*** Entries shown ***

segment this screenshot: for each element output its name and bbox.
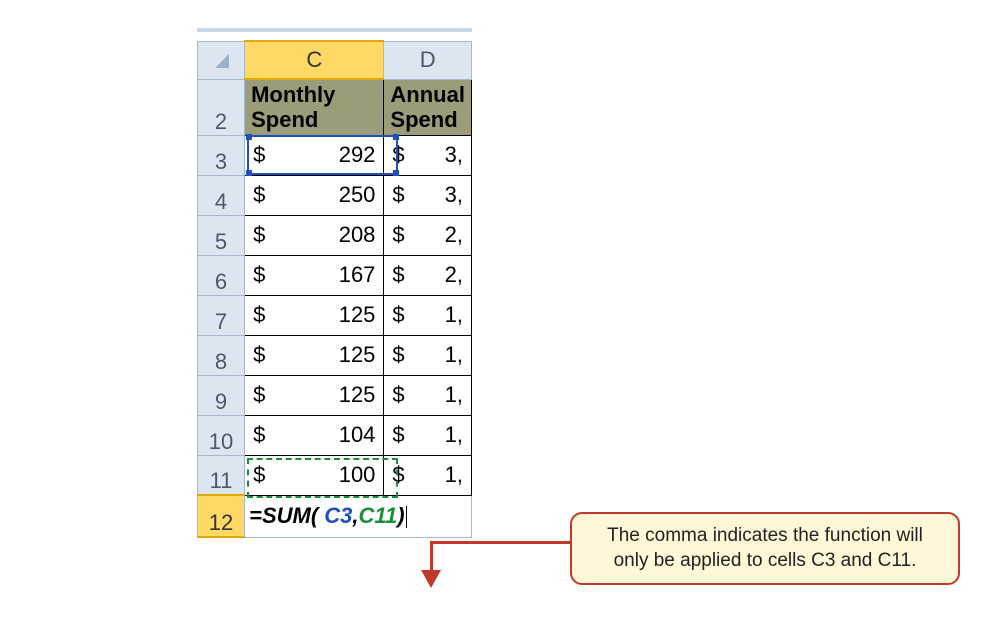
cell-c4[interactable]: $ 250: [245, 175, 384, 215]
cell-d10[interactable]: $ 1,: [384, 415, 472, 455]
column-header-d[interactable]: D: [384, 41, 472, 79]
row-number[interactable]: 5: [198, 215, 245, 255]
row-7: 7 $ 125 $ 1,: [198, 295, 472, 335]
cell-d7[interactable]: $ 1,: [384, 295, 472, 335]
currency: $: [392, 262, 404, 288]
formula-ref-c3: C3: [318, 503, 352, 528]
spreadsheet-fragment: C D 2 Monthly Spend Annual Spend 3 $ 292…: [197, 28, 472, 538]
value: 167: [253, 262, 375, 288]
currency: $: [253, 462, 265, 488]
formula-close-paren: ): [397, 503, 404, 528]
formula-function: SUM: [262, 503, 311, 528]
currency: $: [392, 142, 404, 168]
row-number[interactable]: 9: [198, 375, 245, 415]
value: 292: [253, 142, 375, 168]
currency: $: [253, 222, 265, 248]
cell-c11[interactable]: $ 100: [245, 455, 384, 495]
cell-c7[interactable]: $ 125: [245, 295, 384, 335]
annotation-callout: The comma indicates the function will on…: [570, 512, 960, 585]
currency: $: [392, 462, 404, 488]
annotation-arrow-horizontal: [430, 541, 570, 544]
cell-c6[interactable]: $ 167: [245, 255, 384, 295]
row-5: 5 $ 208 $ 2,: [198, 215, 472, 255]
row-9: 9 $ 125 $ 1,: [198, 375, 472, 415]
row-number[interactable]: 11: [198, 455, 245, 495]
currency: $: [392, 222, 404, 248]
row-number[interactable]: 6: [198, 255, 245, 295]
text: Spend: [390, 107, 457, 132]
cell-d11[interactable]: $ 1,: [384, 455, 472, 495]
callout-line: The comma indicates the function will: [586, 524, 944, 549]
row-number[interactable]: 7: [198, 295, 245, 335]
currency: $: [392, 422, 404, 448]
text: Annual: [390, 82, 465, 107]
text-cursor-icon: [406, 506, 407, 528]
currency: $: [392, 342, 404, 368]
currency: $: [253, 422, 265, 448]
currency: $: [253, 302, 265, 328]
select-all-corner[interactable]: [198, 41, 245, 79]
row-2: 2 Monthly Spend Annual Spend: [198, 79, 472, 135]
cell-d9[interactable]: $ 1,: [384, 375, 472, 415]
cell-d3[interactable]: $ 3,: [384, 135, 472, 175]
currency: $: [253, 182, 265, 208]
annotation-arrow-head-icon: [421, 570, 441, 588]
currency: $: [392, 182, 404, 208]
text: Monthly: [251, 82, 335, 107]
formula-ref-c11: C11: [359, 503, 398, 528]
row-11: 11 $ 100 $ 1,: [198, 455, 472, 495]
annotation-arrow-vertical: [430, 541, 433, 574]
formula-equals: =: [249, 503, 262, 528]
select-all-icon: [211, 50, 231, 70]
row-8: 8 $ 125 $ 1,: [198, 335, 472, 375]
cell-d5[interactable]: $ 2,: [384, 215, 472, 255]
value: 250: [253, 182, 375, 208]
row-number[interactable]: 4: [198, 175, 245, 215]
currency: $: [253, 382, 265, 408]
row-number[interactable]: 10: [198, 415, 245, 455]
value: 125: [253, 382, 375, 408]
cell-c8[interactable]: $ 125: [245, 335, 384, 375]
value: 125: [253, 342, 375, 368]
cell-c5[interactable]: $ 208: [245, 215, 384, 255]
cell-d6[interactable]: $ 2,: [384, 255, 472, 295]
cell-d4[interactable]: $ 3,: [384, 175, 472, 215]
column-header-row: C D: [198, 41, 472, 79]
cell-d8[interactable]: $ 1,: [384, 335, 472, 375]
value: 125: [253, 302, 375, 328]
row-12: 12 =SUM( C3,C11): [198, 495, 472, 537]
currency: $: [392, 382, 404, 408]
column-header-c[interactable]: C: [245, 41, 384, 79]
value: 100: [253, 462, 375, 488]
cell-c12-formula[interactable]: =SUM( C3,C11): [245, 495, 472, 537]
callout-line: only be applied to cells C3 and C11.: [586, 549, 944, 574]
text: Spend: [251, 107, 318, 132]
cell-c10[interactable]: $ 104: [245, 415, 384, 455]
currency: $: [392, 302, 404, 328]
row-number[interactable]: 8: [198, 335, 245, 375]
row-10: 10 $ 104 $ 1,: [198, 415, 472, 455]
row-number[interactable]: 3: [198, 135, 245, 175]
currency: $: [253, 262, 265, 288]
row-number[interactable]: 2: [198, 79, 245, 135]
value: 208: [253, 222, 375, 248]
cell-c3[interactable]: $ 292: [245, 135, 384, 175]
row-4: 4 $ 250 $ 3,: [198, 175, 472, 215]
grid[interactable]: C D 2 Monthly Spend Annual Spend 3 $ 292…: [197, 40, 472, 538]
row-3: 3 $ 292 $ 3,: [198, 135, 472, 175]
value: 104: [253, 422, 375, 448]
header-monthly-spend[interactable]: Monthly Spend: [245, 79, 384, 135]
currency: $: [253, 142, 265, 168]
row-number-active[interactable]: 12: [198, 495, 245, 537]
header-annual-spend[interactable]: Annual Spend: [384, 79, 472, 135]
row-6: 6 $ 167 $ 2,: [198, 255, 472, 295]
currency: $: [253, 342, 265, 368]
cell-c9[interactable]: $ 125: [245, 375, 384, 415]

***

» Problem requirements:
In your copy, every entry above must match word for word, and no picture may appear.

» Output:
segment this screenshot: for each element output its name and bbox.
cell-c4[interactable]: $ 250: [245, 175, 384, 215]
cell-d10[interactable]: $ 1,: [384, 415, 472, 455]
column-header-d[interactable]: D: [384, 41, 472, 79]
row-number[interactable]: 5: [198, 215, 245, 255]
row-7: 7 $ 125 $ 1,: [198, 295, 472, 335]
cell-d7[interactable]: $ 1,: [384, 295, 472, 335]
currency: $: [392, 262, 404, 288]
formula-ref-c3: C3: [318, 503, 352, 528]
spreadsheet-fragment: C D 2 Monthly Spend Annual Spend 3 $ 292…: [197, 28, 472, 538]
value: 167: [253, 262, 375, 288]
currency: $: [253, 462, 265, 488]
formula-close-paren: ): [397, 503, 404, 528]
formula-function: SUM: [262, 503, 311, 528]
currency: $: [392, 142, 404, 168]
row-number[interactable]: 9: [198, 375, 245, 415]
value: 292: [253, 142, 375, 168]
currency: $: [253, 222, 265, 248]
cell-c11[interactable]: $ 100: [245, 455, 384, 495]
cell-c7[interactable]: $ 125: [245, 295, 384, 335]
annotation-callout: The comma indicates the function will on…: [570, 512, 960, 585]
currency: $: [392, 462, 404, 488]
annotation-arrow-horizontal: [430, 541, 570, 544]
cell-c6[interactable]: $ 167: [245, 255, 384, 295]
row-5: 5 $ 208 $ 2,: [198, 215, 472, 255]
row-9: 9 $ 125 $ 1,: [198, 375, 472, 415]
row-number[interactable]: 11: [198, 455, 245, 495]
currency: $: [392, 222, 404, 248]
row-number[interactable]: 6: [198, 255, 245, 295]
text: Spend: [390, 107, 457, 132]
cell-d11[interactable]: $ 1,: [384, 455, 472, 495]
callout-line: The comma indicates the function will: [586, 524, 944, 549]
row-number[interactable]: 7: [198, 295, 245, 335]
currency: $: [392, 422, 404, 448]
text: Annual: [390, 82, 465, 107]
text-cursor-icon: [406, 506, 407, 528]
currency: $: [392, 342, 404, 368]
currency: $: [253, 422, 265, 448]
currency: $: [253, 302, 265, 328]
select-all-corner[interactable]: [198, 41, 245, 79]
row-2: 2 Monthly Spend Annual Spend: [198, 79, 472, 135]
cell-d9[interactable]: $ 1,: [384, 375, 472, 415]
cell-d3[interactable]: $ 3,: [384, 135, 472, 175]
currency: $: [253, 182, 265, 208]
annotation-arrow-head-icon: [421, 570, 441, 588]
currency: $: [392, 182, 404, 208]
text: Monthly: [251, 82, 335, 107]
formula-ref-c11: C11: [359, 503, 398, 528]
row-11: 11 $ 100 $ 1,: [198, 455, 472, 495]
annotation-arrow-vertical: [430, 541, 433, 574]
formula-equals: =: [249, 503, 262, 528]
select-all-icon: [211, 50, 231, 70]
row-8: 8 $ 125 $ 1,: [198, 335, 472, 375]
cell-d5[interactable]: $ 2,: [384, 215, 472, 255]
value: 250: [253, 182, 375, 208]
row-number[interactable]: 4: [198, 175, 245, 215]
currency: $: [253, 382, 265, 408]
row-number[interactable]: 10: [198, 415, 245, 455]
value: 125: [253, 382, 375, 408]
cell-c8[interactable]: $ 125: [245, 335, 384, 375]
value: 125: [253, 342, 375, 368]
cell-c5[interactable]: $ 208: [245, 215, 384, 255]
cell-d6[interactable]: $ 2,: [384, 255, 472, 295]
cell-d4[interactable]: $ 3,: [384, 175, 472, 215]
column-header-row: C D: [198, 41, 472, 79]
cell-d8[interactable]: $ 1,: [384, 335, 472, 375]
value: 125: [253, 302, 375, 328]
row-12: 12 =SUM( C3,C11): [198, 495, 472, 537]
currency: $: [392, 382, 404, 408]
column-header-c[interactable]: C: [245, 41, 384, 79]
value: 100: [253, 462, 375, 488]
cell-c12-formula[interactable]: =SUM( C3,C11): [245, 495, 472, 537]
callout-line: only be applied to cells C3 and C11.: [586, 549, 944, 574]
text: Spend: [251, 107, 318, 132]
cell-c10[interactable]: $ 104: [245, 415, 384, 455]
currency: $: [392, 302, 404, 328]
row-number[interactable]: 8: [198, 335, 245, 375]
row-10: 10 $ 104 $ 1,: [198, 415, 472, 455]
row-number[interactable]: 3: [198, 135, 245, 175]
currency: $: [253, 262, 265, 288]
row-number[interactable]: 2: [198, 79, 245, 135]
value: 208: [253, 222, 375, 248]
cell-c3[interactable]: $ 292: [245, 135, 384, 175]
row-4: 4 $ 250 $ 3,: [198, 175, 472, 215]
grid[interactable]: C D 2 Monthly Spend Annual Spend 3 $ 292…: [197, 40, 472, 538]
row-3: 3 $ 292 $ 3,: [198, 135, 472, 175]
value: 104: [253, 422, 375, 448]
header-monthly-spend[interactable]: Monthly Spend: [245, 79, 384, 135]
currency: $: [253, 142, 265, 168]
row-number-active[interactable]: 12: [198, 495, 245, 537]
header-annual-spend[interactable]: Annual Spend: [384, 79, 472, 135]
row-6: 6 $ 167 $ 2,: [198, 255, 472, 295]
currency: $: [253, 342, 265, 368]
cell-c9[interactable]: $ 125: [245, 375, 384, 415]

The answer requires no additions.